Exercise objective:
Filter the entries and keep only the lines where the string "subtitle" appears.

Collected data:
★ ★ ★ ★ ★ ★ ★

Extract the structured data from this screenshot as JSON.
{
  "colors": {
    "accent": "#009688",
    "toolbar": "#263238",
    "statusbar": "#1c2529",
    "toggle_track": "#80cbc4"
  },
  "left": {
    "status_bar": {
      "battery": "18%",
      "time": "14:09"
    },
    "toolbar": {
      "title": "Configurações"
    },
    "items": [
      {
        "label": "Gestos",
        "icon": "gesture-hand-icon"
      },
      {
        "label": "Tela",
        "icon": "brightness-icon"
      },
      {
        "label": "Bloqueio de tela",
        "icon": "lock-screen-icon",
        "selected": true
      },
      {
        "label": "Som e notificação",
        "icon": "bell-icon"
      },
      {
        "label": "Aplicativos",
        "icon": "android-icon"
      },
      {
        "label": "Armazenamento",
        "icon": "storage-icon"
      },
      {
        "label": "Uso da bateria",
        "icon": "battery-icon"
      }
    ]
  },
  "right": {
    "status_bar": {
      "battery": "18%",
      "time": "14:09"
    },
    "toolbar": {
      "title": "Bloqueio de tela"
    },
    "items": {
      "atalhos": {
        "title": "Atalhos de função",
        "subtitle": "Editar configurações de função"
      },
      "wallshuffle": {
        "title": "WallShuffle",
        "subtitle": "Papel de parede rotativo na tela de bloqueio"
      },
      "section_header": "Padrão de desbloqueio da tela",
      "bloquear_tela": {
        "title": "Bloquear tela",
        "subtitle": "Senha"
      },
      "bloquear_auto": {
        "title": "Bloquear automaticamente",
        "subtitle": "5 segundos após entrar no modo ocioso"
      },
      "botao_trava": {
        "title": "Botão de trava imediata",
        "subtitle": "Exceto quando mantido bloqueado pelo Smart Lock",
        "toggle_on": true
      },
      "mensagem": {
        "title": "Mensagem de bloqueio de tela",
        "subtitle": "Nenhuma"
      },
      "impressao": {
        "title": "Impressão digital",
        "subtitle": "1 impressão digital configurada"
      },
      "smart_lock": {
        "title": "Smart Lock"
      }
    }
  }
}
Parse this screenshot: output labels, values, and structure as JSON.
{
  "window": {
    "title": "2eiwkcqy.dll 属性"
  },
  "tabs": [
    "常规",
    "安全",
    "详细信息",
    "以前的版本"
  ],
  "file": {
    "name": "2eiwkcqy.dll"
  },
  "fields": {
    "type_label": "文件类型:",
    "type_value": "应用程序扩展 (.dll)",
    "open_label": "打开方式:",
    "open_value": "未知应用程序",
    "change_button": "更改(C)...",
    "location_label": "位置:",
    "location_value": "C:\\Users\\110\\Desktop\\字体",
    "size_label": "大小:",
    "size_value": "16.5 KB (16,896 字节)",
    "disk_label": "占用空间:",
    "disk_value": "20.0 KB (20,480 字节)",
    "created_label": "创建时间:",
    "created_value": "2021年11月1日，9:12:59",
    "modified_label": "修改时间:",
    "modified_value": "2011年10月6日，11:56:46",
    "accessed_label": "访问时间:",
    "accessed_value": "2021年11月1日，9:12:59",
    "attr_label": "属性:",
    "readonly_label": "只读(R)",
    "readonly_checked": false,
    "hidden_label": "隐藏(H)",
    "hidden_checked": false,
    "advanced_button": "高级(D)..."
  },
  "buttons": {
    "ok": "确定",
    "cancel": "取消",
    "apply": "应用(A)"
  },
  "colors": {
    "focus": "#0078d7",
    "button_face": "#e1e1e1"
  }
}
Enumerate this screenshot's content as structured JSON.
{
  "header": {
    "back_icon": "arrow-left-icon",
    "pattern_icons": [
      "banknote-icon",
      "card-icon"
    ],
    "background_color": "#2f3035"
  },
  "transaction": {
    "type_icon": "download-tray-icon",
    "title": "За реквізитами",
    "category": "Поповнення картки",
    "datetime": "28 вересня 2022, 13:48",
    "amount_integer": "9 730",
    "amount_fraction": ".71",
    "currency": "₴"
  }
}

★ ★ ★ ★ ★ ★ ★

Exercise answer:
        "subtitle": "Editar configurações de função"
        "subtitle": "Papel de parede rotativo na tela de bloqueio"
        "subtitle": "Senha"
        "subtitle": "5 segundos após entrar no modo ocioso"
        "subtitle": "Exceto quando mantido bloqueado pelo Smart Lock",
        "subtitle": "Nenhuma"
        "subtitle": "1 impressão digital configurada"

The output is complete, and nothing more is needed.